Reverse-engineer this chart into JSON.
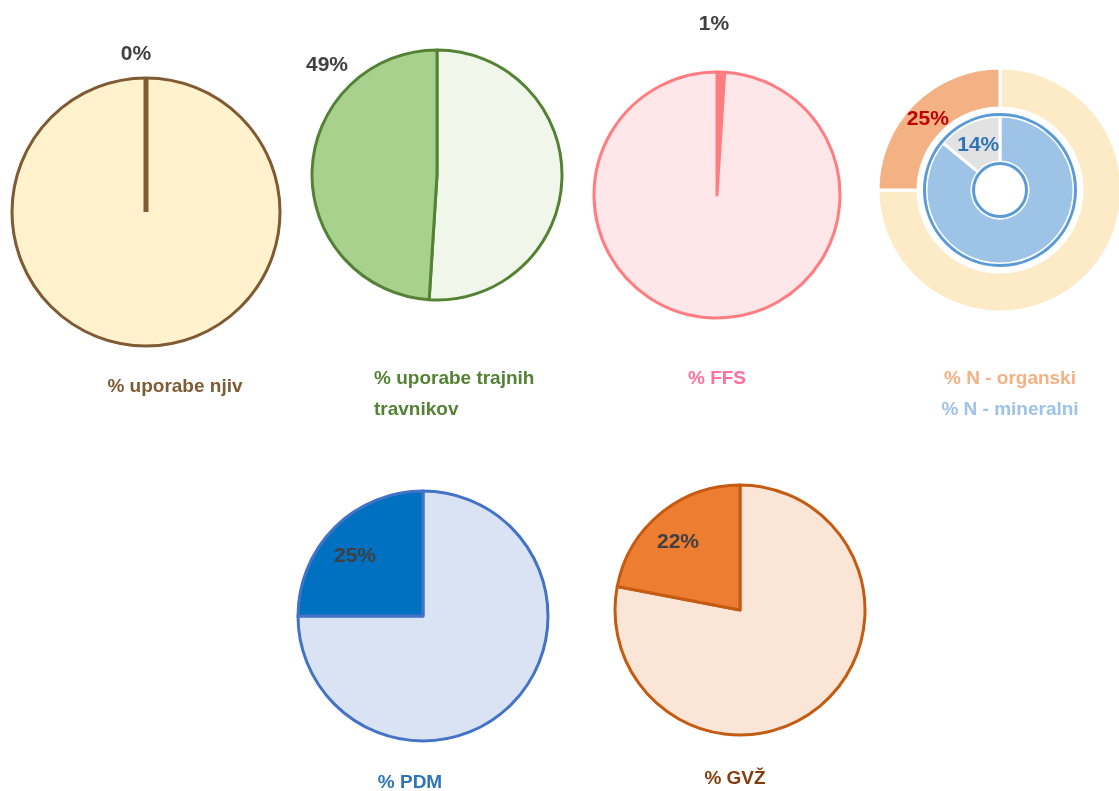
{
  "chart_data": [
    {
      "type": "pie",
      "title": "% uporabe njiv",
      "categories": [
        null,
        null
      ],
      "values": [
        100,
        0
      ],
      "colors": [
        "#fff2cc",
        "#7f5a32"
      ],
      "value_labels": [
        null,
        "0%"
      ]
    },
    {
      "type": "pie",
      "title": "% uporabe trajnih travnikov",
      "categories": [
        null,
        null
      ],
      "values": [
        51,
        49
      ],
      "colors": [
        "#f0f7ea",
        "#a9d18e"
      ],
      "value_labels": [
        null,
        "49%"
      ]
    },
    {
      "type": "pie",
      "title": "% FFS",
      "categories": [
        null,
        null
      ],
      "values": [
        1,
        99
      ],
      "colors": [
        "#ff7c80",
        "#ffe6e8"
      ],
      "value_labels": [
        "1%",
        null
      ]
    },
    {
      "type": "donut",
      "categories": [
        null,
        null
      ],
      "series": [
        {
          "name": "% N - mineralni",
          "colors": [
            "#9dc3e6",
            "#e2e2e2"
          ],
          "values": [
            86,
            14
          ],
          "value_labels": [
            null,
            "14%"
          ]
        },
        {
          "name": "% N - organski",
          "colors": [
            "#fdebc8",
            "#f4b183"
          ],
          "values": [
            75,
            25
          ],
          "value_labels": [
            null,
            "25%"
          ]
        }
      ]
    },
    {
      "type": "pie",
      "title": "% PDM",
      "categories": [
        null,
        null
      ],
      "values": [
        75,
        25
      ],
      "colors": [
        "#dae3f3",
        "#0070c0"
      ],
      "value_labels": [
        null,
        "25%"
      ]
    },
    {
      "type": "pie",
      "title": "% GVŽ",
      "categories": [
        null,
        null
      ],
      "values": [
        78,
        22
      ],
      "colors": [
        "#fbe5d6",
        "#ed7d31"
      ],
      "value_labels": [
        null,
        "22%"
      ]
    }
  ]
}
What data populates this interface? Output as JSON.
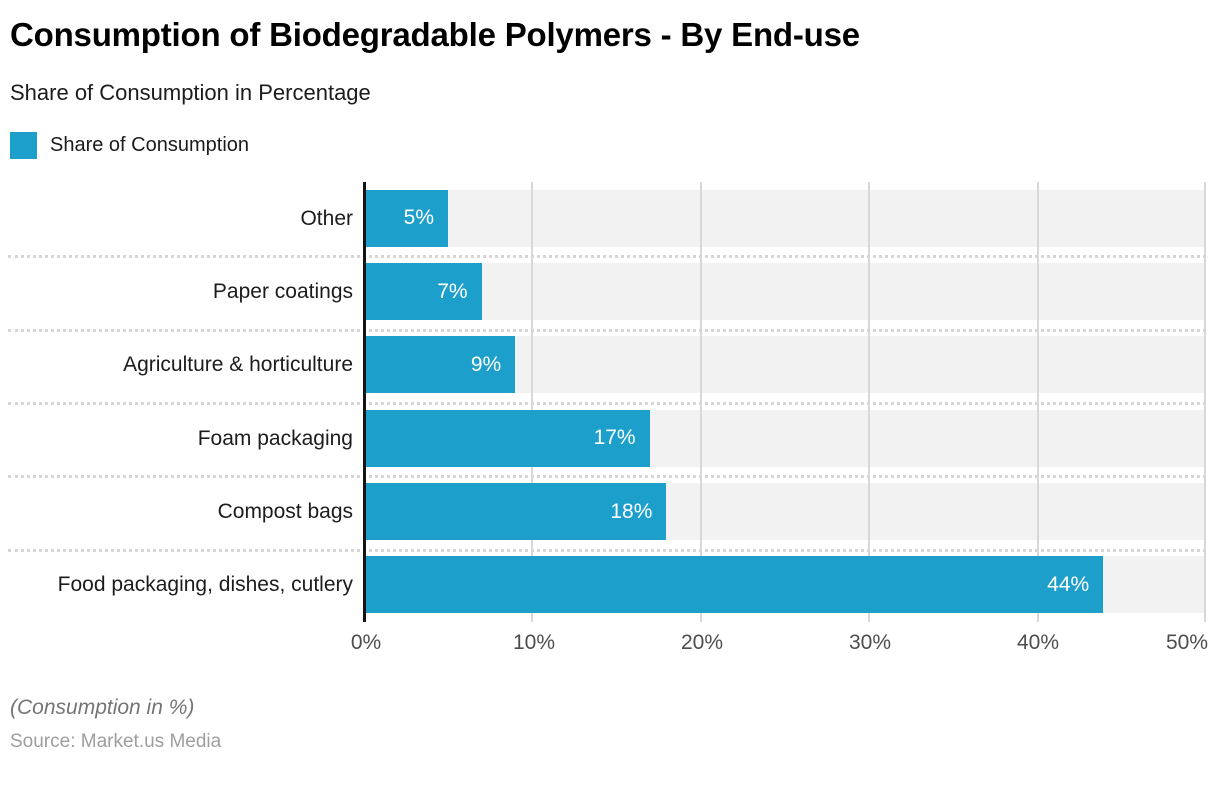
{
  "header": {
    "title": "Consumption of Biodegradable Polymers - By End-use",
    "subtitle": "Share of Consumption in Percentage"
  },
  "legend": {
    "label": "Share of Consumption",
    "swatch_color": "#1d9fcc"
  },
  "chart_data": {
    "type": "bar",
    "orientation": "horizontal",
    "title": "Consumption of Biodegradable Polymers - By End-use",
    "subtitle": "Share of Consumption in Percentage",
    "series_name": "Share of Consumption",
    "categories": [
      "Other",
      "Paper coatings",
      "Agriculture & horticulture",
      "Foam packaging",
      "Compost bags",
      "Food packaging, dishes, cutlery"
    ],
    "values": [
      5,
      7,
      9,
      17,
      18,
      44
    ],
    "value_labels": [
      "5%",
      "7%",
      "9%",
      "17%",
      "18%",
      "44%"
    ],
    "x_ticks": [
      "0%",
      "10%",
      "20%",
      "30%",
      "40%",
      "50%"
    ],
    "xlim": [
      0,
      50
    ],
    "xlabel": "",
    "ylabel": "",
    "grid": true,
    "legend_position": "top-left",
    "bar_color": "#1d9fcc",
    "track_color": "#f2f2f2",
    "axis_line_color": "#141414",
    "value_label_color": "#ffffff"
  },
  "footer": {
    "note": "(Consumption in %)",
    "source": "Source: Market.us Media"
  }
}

• • • •

> [Problem statement] From the data above, show each line that contains "Consumption".

> [Solved problem]
    "title": "Consumption of Biodegradable Polymers - By End-use",
    "subtitle": "Share of Consumption in Percentage"
    "label": "Share of Consumption",
    "title": "Consumption of Biodegradable Polymers - By End-use",
    "subtitle": "Share of Consumption in Percentage",
    "series_name": "Share of Consumption",
    "note": "(Consumption in %)",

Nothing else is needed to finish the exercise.